Brexit: What are Britons living in France supposed to do now?
The withdrawal deal that has been almost two years in the making was voted down this week by the largest parliamentary majority in democratic history. Here's some advice from Kalba Meadows who heads the campaign group Remain in France Together (RIFT).
Published: 17 January 2019 16:43 CET
Photo: Deposit photos
If current events were a novel, it would be a compulsive read – no doubt one that would keep us all up well into the small hours reading frantically to find out what happens in the end. I suspect though we’d read it with a soupçon of disbelief … surely that could never happen in real life, we’d say.
Yet it is happening, and here we are, living through the most chaotic and uncertain times in generations.
The withdrawal deal that has been almost two years in the making – and which would govern the rights of British citizens living in the EU – after Brexit has been voted down by the largest parliamentary majority in democratic history. So where does all this leave Britons in France?
With just 71 days to go we’re no further forward in knowing what our rights as citizens would be after Brexit. At British in Europe and Remain in France Together we’re only too aware that this kind of prolonged uncertainty is becoming a kind of ongoing mental torture for many. In fact as long ago as January 2017 I gave written evidence to the Exiting the EU Committee on this very issue, never believing for a minute that almost exactly 2 years later we’d still be waiting for clarity.

Actions to take:
1. In the article on Britons living in France after Brexit, who heads the campaign group Remain in France Together?
2. Extend the article on Britons living in France after Brexit, picking up right after its final sentence.

Supplied entries:

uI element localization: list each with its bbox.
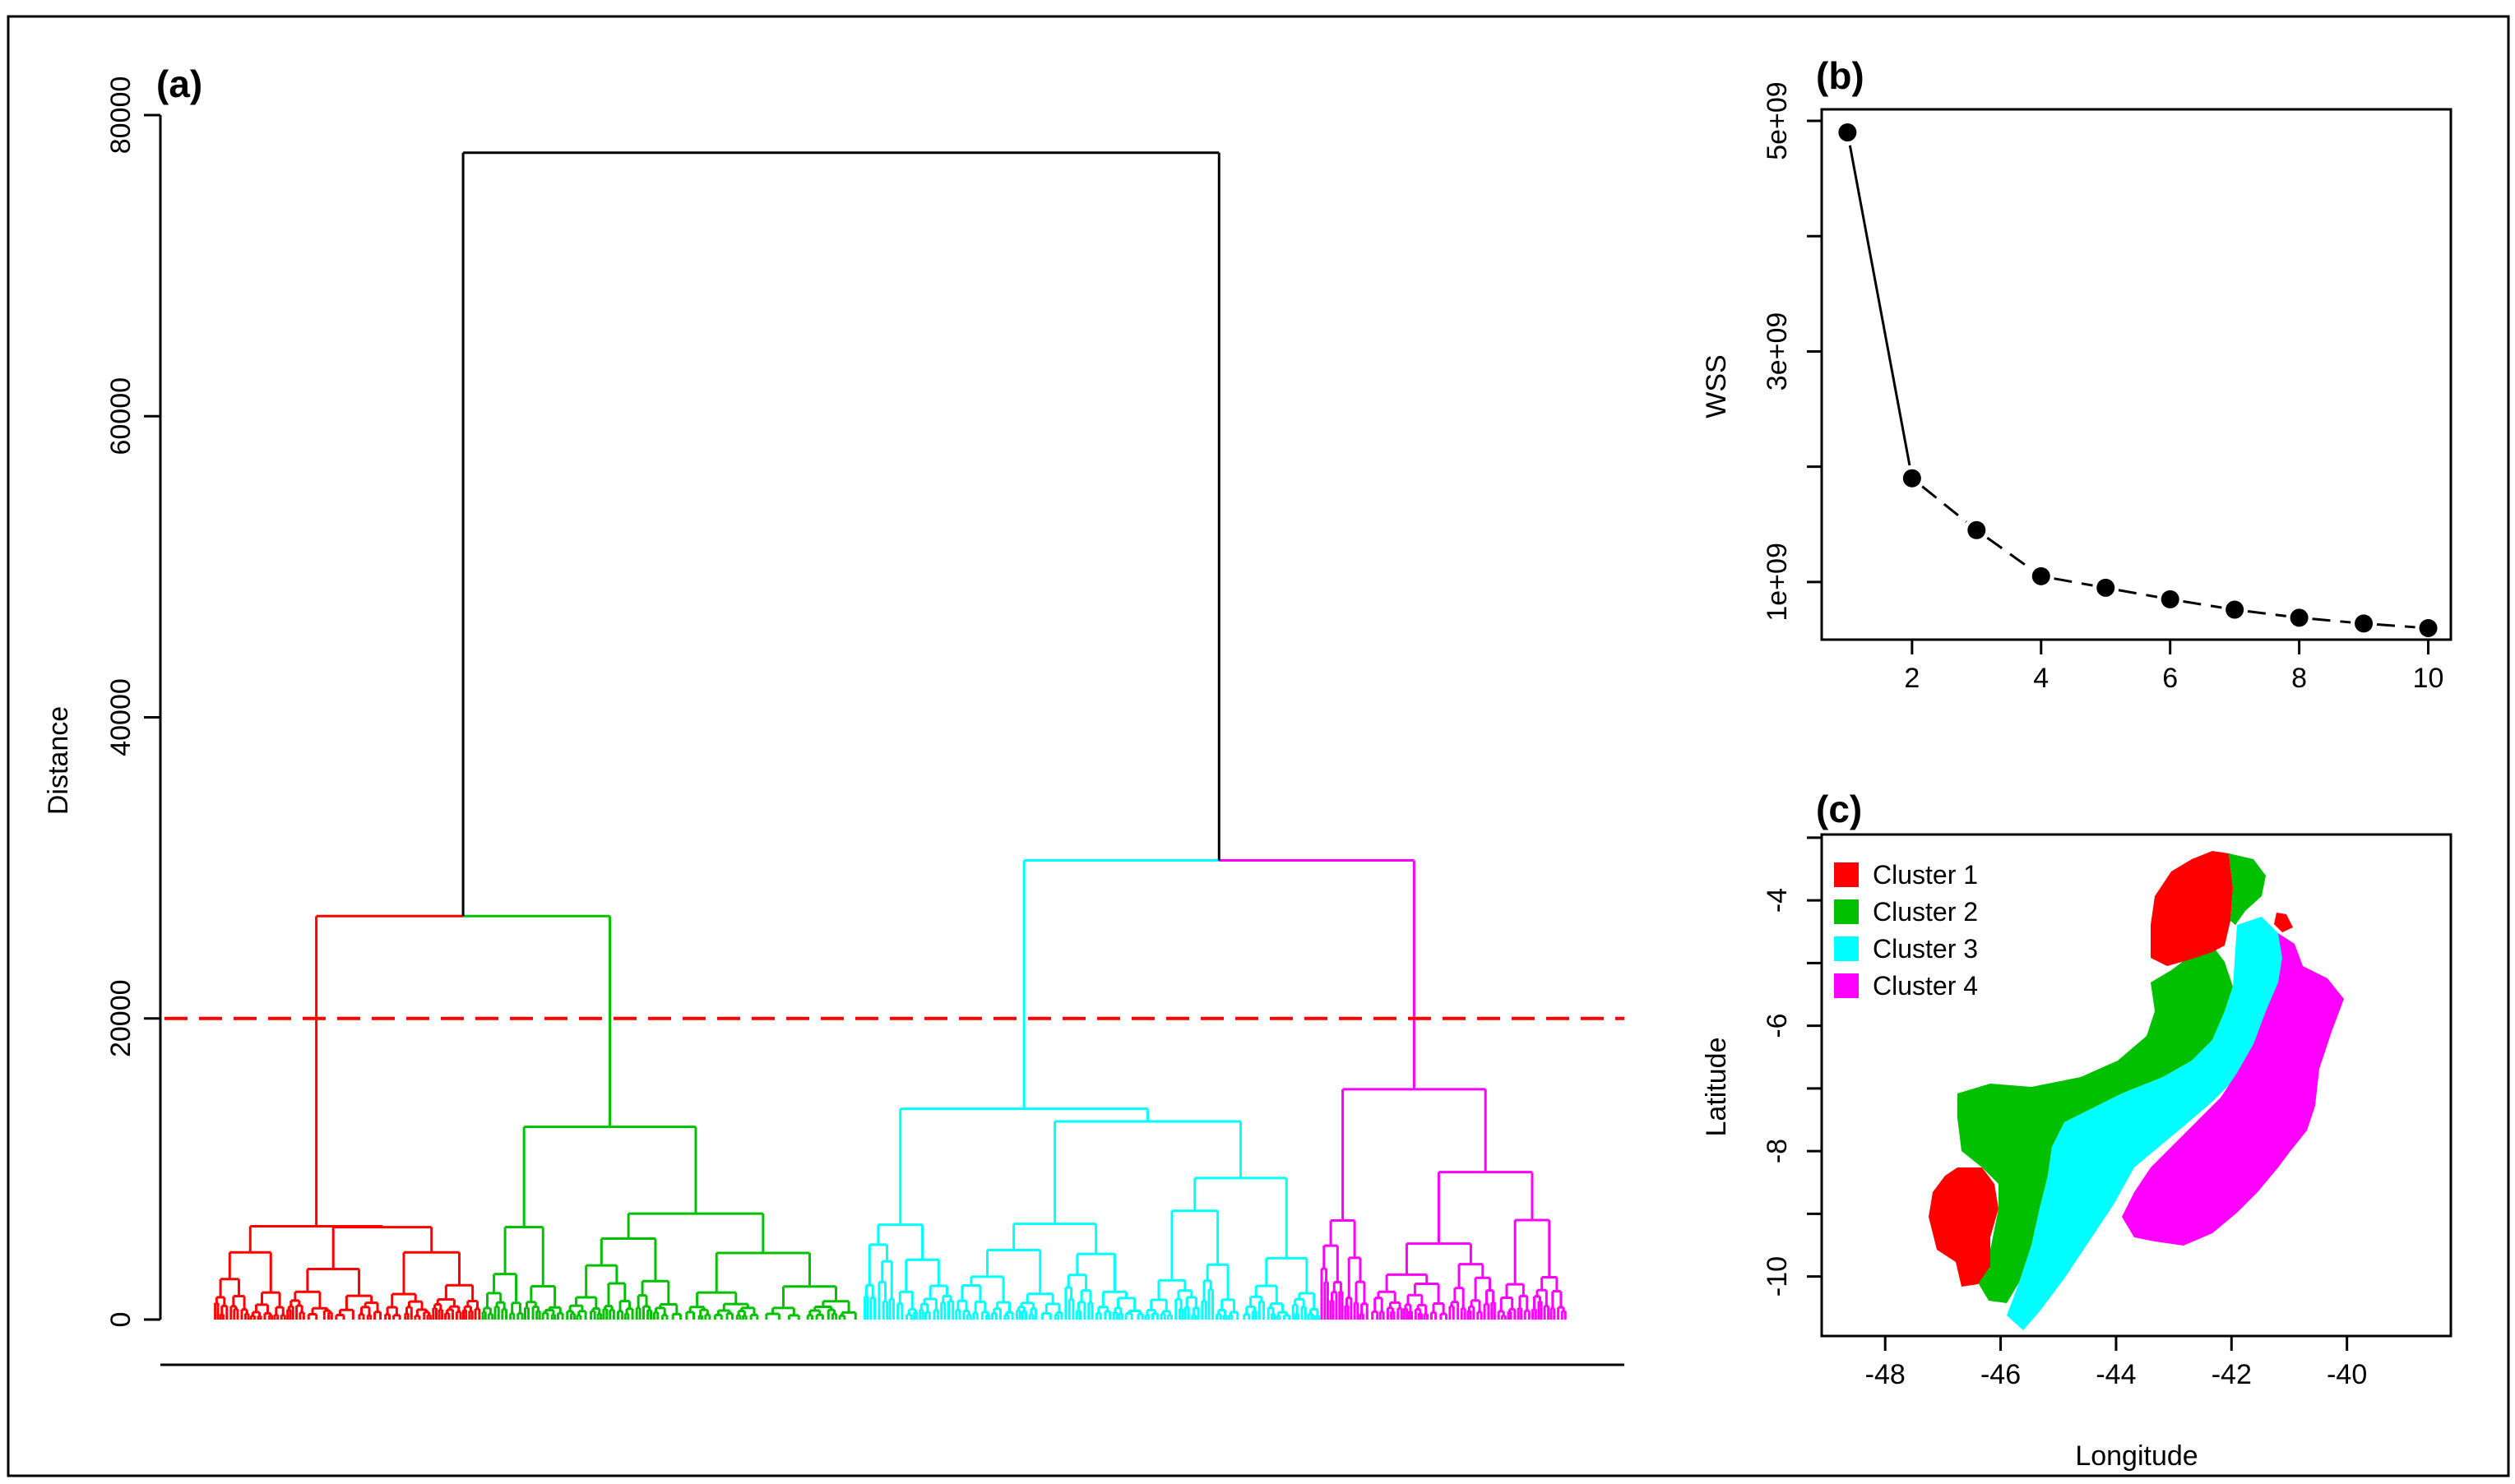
wss-points: [1838, 123, 2438, 637]
wss-segment: [2312, 617, 2351, 624]
panel-c: (c) -48 -46 -44 -42 -40-4-6-8-10 Cluster 1Cl…: [1701, 788, 2452, 1472]
x-tick-label: -40: [2327, 1359, 2367, 1390]
panel-b: (b) 2 4 6 8 10 1e+09 3e+09 5e+09 WSS: [1701, 54, 2452, 694]
panel-a: (a) 0 20000 40000 60000 80000 Distance: [43, 62, 1624, 1366]
y-tick-label: 40000: [105, 678, 137, 756]
legend-swatch: [1834, 936, 1859, 961]
legend: Cluster 1 Cluster 2 Cluster 3 Cluster 4: [1834, 860, 1978, 1001]
wss-line: [1848, 145, 2415, 629]
map-region-cluster-1: [1929, 1167, 1999, 1287]
wss-point: [1902, 469, 1921, 488]
panel-c-axes: -48 -46 -44 -42 -40 -4 -6 -8 -10: [1762, 836, 2367, 1390]
wss-segment: [2376, 623, 2415, 629]
cluster-map: [1929, 851, 2344, 1330]
panel-b-label: (b): [1816, 54, 1864, 97]
panel-c-y-axis-label: Latitude: [1701, 1038, 1732, 1137]
wss-segment: [1848, 145, 1911, 466]
x-tick-label: 10: [2413, 663, 2444, 694]
panel-a-label: (a): [156, 62, 202, 105]
legend-swatch: [1834, 973, 1859, 998]
wss-point: [2161, 589, 2179, 608]
y-tick-label: 60000: [105, 377, 137, 455]
y-tick-label: 20000: [105, 979, 137, 1057]
x-tick-label: -46: [1980, 1359, 2021, 1390]
wss-segment: [2183, 599, 2222, 609]
wss-point: [2290, 608, 2309, 627]
wss-point: [2419, 618, 2438, 637]
wss-point: [2355, 614, 2374, 633]
map-region-cluster-2: [1957, 945, 2233, 1303]
map-region-cluster-1-ne: [2274, 913, 2293, 932]
panel-b-y-axis-label: WSS: [1701, 354, 1732, 418]
panel-c-frame: [1820, 833, 2452, 1338]
panel-a-y-ticks: 0 20000 40000 60000 80000: [105, 76, 160, 1328]
y-tick-label: 5e+09: [1762, 81, 1793, 160]
panel-c-label: (c): [1816, 788, 1862, 830]
legend-label: Cluster 1: [1873, 860, 1978, 890]
x-tick-label: 2: [1904, 663, 1920, 694]
legend-label: Cluster 2: [1873, 897, 1978, 927]
dendrogram: [214, 151, 1567, 1320]
legend-label: Cluster 3: [1873, 934, 1978, 964]
y-tick-label: -10: [1762, 1256, 1793, 1297]
x-tick-label: 4: [2033, 663, 2049, 694]
y-tick-label: 80000: [105, 76, 137, 155]
y-tick-label: 3e+09: [1762, 312, 1793, 391]
panel-b-frame: [1820, 108, 2452, 641]
wss-segment: [2054, 577, 2093, 587]
wss-point: [2226, 600, 2244, 619]
wss-segment: [2247, 610, 2286, 617]
map-region-cluster-3: [2007, 917, 2299, 1330]
y-tick-label: 1e+09: [1762, 543, 1793, 622]
x-tick-label: -44: [2096, 1359, 2136, 1390]
wss-point: [1967, 520, 1986, 539]
legend-swatch: [1834, 899, 1859, 924]
map-region-cluster-1-north: [2151, 851, 2233, 966]
wss-point: [2096, 578, 2115, 597]
figure-border: [7, 15, 2510, 1477]
legend-swatch: [1834, 862, 1859, 887]
wss-segment: [1921, 485, 1967, 523]
x-tick-label: 8: [2291, 663, 2307, 694]
map-region-cluster-2-north: [2229, 853, 2266, 925]
x-tick-label: 6: [2162, 663, 2178, 694]
wss-segment: [2118, 589, 2158, 599]
panel-c-x-axis-label: Longitude: [2075, 1440, 2198, 1472]
legend-label: Cluster 4: [1873, 971, 1978, 1001]
y-tick-label: -6: [1762, 1013, 1793, 1038]
panel-b-axes: 2 4 6 8 10 1e+09 3e+09 5e+09: [1762, 81, 2443, 694]
y-tick-label: -4: [1762, 888, 1793, 913]
x-tick-label: -48: [1865, 1359, 1906, 1390]
x-tick-label: -42: [2212, 1359, 2252, 1390]
map-region-cluster-4: [2122, 933, 2344, 1246]
wss-point: [1838, 123, 1857, 142]
wss-segment: [1986, 536, 2031, 570]
panel-a-y-axis-label: Distance: [43, 706, 74, 815]
y-tick-label: -8: [1762, 1139, 1793, 1163]
wss-point: [2031, 566, 2050, 585]
y-tick-label: 0: [105, 1312, 137, 1328]
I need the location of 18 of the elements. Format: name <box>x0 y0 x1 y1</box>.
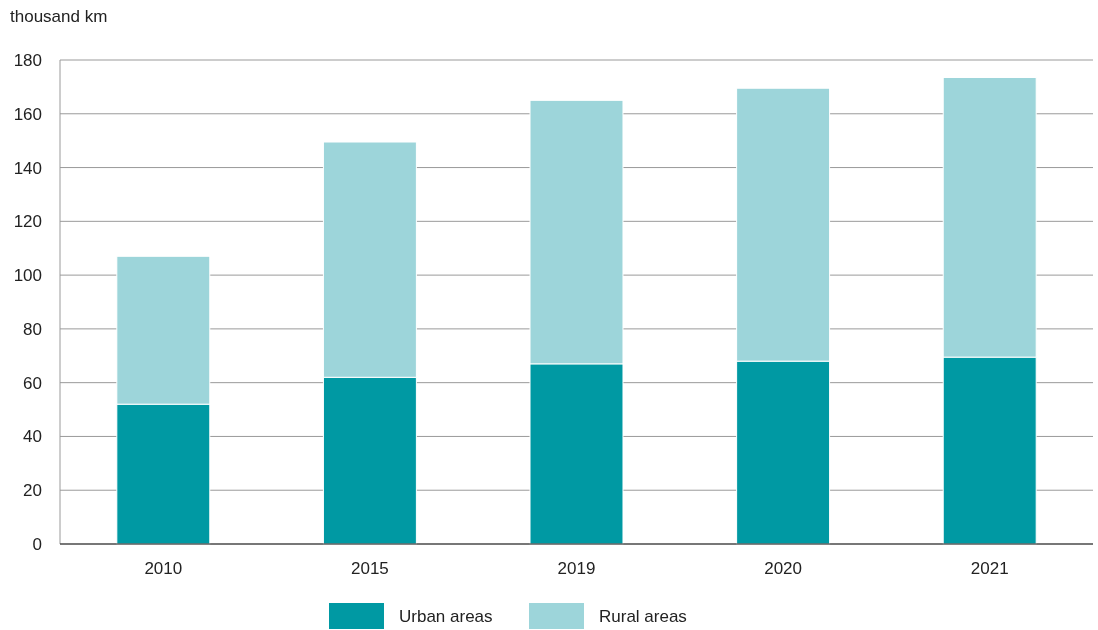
y-tick-label: 0 <box>32 534 42 554</box>
x-tick-label: 2015 <box>350 559 389 578</box>
y-tick-label: 160 <box>13 104 42 124</box>
y-tick-label: 140 <box>13 158 42 178</box>
x-tick-label: 2020 <box>764 559 803 578</box>
legend-label: Urban areas <box>399 606 493 626</box>
y-tick-label: 40 <box>23 427 42 447</box>
y-tick-label: 80 <box>23 319 42 339</box>
y-tick-label: 120 <box>13 212 42 232</box>
y-tick-label: 60 <box>23 373 42 393</box>
y-tick-label: 100 <box>13 266 42 286</box>
y-axis-title: thousand km <box>10 7 108 26</box>
y-tick-label: 20 <box>23 481 42 501</box>
legend-label: Rural areas <box>599 606 687 626</box>
x-tick-label: 2010 <box>144 559 183 578</box>
y-tick-label: 180 <box>13 50 42 70</box>
x-tick-label: 2019 <box>557 559 596 578</box>
x-tick-label: 2021 <box>970 559 1009 578</box>
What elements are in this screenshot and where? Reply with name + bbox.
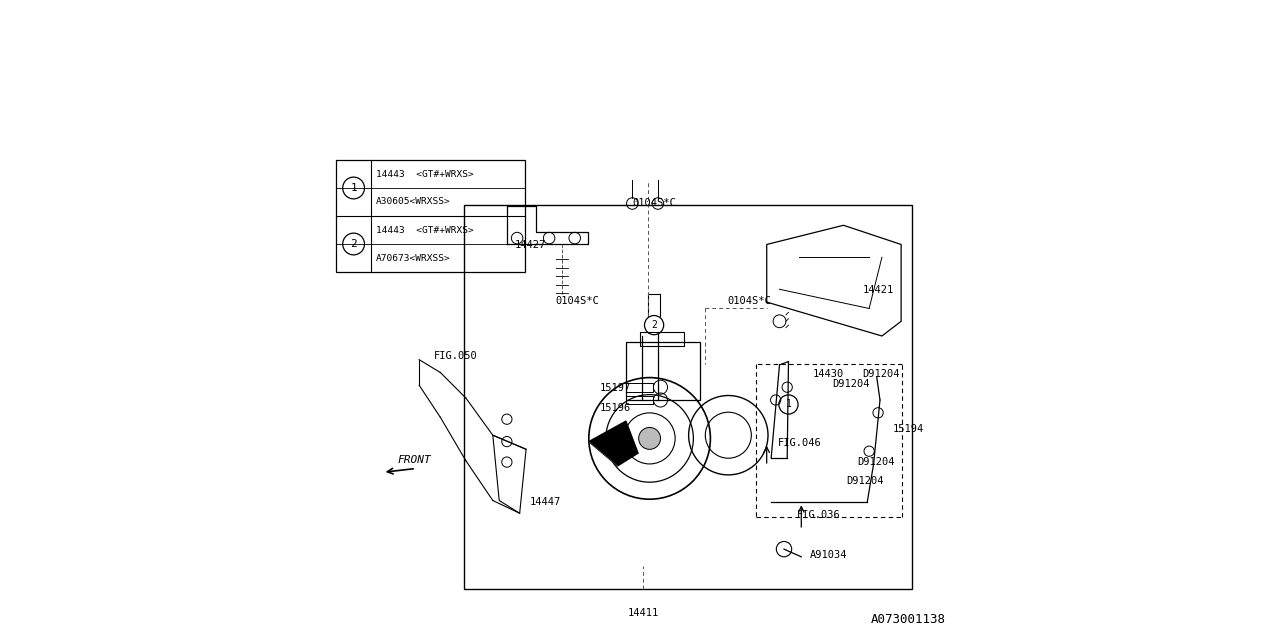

Outputs by task:
1. Kalba Meadows

2.
We believe that this situation is unacceptable, and today we’re renewing our calls for the ringfencing of the citizens’ rights element of the withdrawal agreement.
What does this mean? It means asking the EU and the UK to sign and implement under Article 50 the citizens’ rights part of the Withdrawal Agreement now, or at least to commit now unequivocally in a joint political statement that this will be done prior to Brexit coming into force.
We strongly believe this to be the only humane and just solution when the lives and livelihoods of 5 million people on both sides of the Channel are at stake – people whose only ‘crime’ has been to exercise our legal rights to free movement, and to help make the EU what it is today.
Yesterday British in Europe wrote to the President of the European Council, Donald Tusk, to the EU27 Heads of State in the European Council, to Michel Barnier and to Guy Verhofstadt asking once again for this and stating clearly that we don’t feel that the Council has adequately defended the rights of its citizens.
Without some positive action by the government the UK will crash out of the EU by default on March 29th.
Writing this afternoon, it’s still hard to see what form such positive action might take – the Withdrawal Agreement was voted down by different factions of the House for quite different reasons, Labour is refusing so far to engage with cross-party talks, and there’s little or no agreement so far on where to go next.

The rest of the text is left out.